- TASK DIRECTIONS
Identify and reproduce every line holding the string "статьи".

- MATERIAL SHOWN
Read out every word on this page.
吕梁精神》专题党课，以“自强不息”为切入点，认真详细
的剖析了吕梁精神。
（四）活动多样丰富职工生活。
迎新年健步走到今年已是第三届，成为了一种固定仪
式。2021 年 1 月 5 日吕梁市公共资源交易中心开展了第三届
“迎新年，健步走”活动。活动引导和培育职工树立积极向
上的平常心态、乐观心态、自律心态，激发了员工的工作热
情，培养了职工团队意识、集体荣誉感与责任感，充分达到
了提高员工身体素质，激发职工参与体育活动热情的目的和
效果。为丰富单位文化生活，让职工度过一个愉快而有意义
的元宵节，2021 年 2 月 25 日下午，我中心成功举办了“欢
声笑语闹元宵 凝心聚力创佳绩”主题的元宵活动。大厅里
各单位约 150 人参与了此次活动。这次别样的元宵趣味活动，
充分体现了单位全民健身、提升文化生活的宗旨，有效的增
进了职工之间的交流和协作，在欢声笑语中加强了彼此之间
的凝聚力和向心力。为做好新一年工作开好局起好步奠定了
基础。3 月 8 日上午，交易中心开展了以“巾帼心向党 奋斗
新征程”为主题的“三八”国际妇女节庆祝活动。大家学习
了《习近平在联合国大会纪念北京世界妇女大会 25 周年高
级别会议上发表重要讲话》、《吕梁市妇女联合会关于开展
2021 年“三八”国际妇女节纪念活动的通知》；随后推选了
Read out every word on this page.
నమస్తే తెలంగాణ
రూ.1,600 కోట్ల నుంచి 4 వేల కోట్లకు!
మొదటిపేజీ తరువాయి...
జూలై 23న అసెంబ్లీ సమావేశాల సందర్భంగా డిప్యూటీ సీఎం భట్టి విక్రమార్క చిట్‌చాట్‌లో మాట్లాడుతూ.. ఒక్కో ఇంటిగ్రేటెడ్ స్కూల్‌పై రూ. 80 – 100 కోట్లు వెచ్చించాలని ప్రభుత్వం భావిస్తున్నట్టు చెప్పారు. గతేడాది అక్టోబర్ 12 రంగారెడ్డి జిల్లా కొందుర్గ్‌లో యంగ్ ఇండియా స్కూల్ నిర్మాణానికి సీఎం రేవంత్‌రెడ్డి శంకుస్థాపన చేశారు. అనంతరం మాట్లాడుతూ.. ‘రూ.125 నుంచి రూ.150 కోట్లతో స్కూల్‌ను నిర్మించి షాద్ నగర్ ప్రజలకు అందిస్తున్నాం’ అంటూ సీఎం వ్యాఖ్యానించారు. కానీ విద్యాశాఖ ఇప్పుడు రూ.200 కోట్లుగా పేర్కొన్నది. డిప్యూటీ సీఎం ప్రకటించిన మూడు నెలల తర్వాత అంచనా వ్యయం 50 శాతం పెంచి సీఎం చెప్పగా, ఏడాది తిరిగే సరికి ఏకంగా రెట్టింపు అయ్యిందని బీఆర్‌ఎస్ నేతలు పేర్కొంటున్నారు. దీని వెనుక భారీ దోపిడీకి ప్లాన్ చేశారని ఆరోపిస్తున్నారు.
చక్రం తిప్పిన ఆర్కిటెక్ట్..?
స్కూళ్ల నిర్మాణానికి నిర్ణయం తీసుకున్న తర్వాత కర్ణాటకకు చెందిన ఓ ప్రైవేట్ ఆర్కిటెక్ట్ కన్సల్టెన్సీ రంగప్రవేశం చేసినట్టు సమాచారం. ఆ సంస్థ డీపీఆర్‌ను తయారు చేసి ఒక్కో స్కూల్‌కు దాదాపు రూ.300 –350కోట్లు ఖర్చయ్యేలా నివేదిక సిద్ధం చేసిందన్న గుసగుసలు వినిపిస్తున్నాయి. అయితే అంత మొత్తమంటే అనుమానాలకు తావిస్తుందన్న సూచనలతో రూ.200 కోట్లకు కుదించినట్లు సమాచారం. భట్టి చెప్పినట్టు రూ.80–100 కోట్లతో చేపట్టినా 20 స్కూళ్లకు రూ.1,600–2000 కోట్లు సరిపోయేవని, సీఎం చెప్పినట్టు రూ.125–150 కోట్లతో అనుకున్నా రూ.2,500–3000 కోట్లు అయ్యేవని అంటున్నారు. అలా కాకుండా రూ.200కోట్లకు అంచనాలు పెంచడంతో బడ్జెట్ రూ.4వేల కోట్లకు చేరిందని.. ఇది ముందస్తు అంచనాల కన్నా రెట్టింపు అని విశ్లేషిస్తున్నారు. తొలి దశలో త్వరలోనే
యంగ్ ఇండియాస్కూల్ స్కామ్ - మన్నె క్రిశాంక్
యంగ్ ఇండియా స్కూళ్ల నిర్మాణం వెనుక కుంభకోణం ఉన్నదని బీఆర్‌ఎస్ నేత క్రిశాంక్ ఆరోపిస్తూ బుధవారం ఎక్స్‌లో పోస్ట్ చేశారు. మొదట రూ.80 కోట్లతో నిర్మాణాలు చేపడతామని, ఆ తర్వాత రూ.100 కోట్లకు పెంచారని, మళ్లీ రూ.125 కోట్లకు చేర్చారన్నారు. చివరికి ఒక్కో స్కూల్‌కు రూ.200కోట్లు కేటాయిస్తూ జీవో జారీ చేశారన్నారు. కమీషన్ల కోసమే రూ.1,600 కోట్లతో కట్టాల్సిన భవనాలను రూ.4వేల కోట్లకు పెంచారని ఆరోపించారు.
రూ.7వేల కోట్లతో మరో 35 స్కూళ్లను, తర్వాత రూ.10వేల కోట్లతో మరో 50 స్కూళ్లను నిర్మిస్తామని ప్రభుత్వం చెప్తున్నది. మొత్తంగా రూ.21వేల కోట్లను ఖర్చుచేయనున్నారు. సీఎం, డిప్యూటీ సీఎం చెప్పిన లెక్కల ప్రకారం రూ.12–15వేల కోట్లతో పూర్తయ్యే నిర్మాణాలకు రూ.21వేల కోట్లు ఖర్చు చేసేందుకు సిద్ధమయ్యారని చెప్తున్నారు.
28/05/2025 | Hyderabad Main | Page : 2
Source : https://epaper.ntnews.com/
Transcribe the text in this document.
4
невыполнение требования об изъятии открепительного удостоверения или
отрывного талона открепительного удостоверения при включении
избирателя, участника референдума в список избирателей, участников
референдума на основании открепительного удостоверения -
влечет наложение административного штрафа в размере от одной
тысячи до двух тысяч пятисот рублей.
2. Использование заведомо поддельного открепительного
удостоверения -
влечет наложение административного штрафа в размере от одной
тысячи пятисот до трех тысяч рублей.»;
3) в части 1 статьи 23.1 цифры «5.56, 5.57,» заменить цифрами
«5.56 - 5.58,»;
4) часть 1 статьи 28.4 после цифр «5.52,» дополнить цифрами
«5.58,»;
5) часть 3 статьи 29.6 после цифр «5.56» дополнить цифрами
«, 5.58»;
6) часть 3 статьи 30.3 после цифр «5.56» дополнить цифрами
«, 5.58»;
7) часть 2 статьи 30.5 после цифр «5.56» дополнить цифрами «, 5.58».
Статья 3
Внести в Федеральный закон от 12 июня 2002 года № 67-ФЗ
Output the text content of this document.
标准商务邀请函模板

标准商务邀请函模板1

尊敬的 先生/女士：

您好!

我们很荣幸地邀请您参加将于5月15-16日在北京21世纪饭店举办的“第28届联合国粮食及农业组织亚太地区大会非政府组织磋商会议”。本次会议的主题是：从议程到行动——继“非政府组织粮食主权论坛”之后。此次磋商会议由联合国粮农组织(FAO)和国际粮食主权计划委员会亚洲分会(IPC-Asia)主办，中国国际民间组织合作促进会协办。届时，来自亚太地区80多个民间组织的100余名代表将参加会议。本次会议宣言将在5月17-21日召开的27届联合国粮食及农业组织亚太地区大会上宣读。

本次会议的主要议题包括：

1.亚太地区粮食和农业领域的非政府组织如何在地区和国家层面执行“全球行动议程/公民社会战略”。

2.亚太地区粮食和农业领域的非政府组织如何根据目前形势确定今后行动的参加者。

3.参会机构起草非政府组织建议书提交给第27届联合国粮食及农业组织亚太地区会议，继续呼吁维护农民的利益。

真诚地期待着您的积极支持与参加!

- CORRECT OUTPUT
3) в части 1 статьи 23.1 цифры «5.56, 5.57,» заменить цифрами
4) часть 1 статьи 28.4 после цифр «5.52,» дополнить цифрами
5) часть 3 статьи 29.6 после цифр «5.56» дополнить цифрами
6) часть 3 статьи 30.3 после цифр «5.56» дополнить цифрами
7) часть 2 статьи 30.5 после цифр «5.56» дополнить цифрами «, 5.58».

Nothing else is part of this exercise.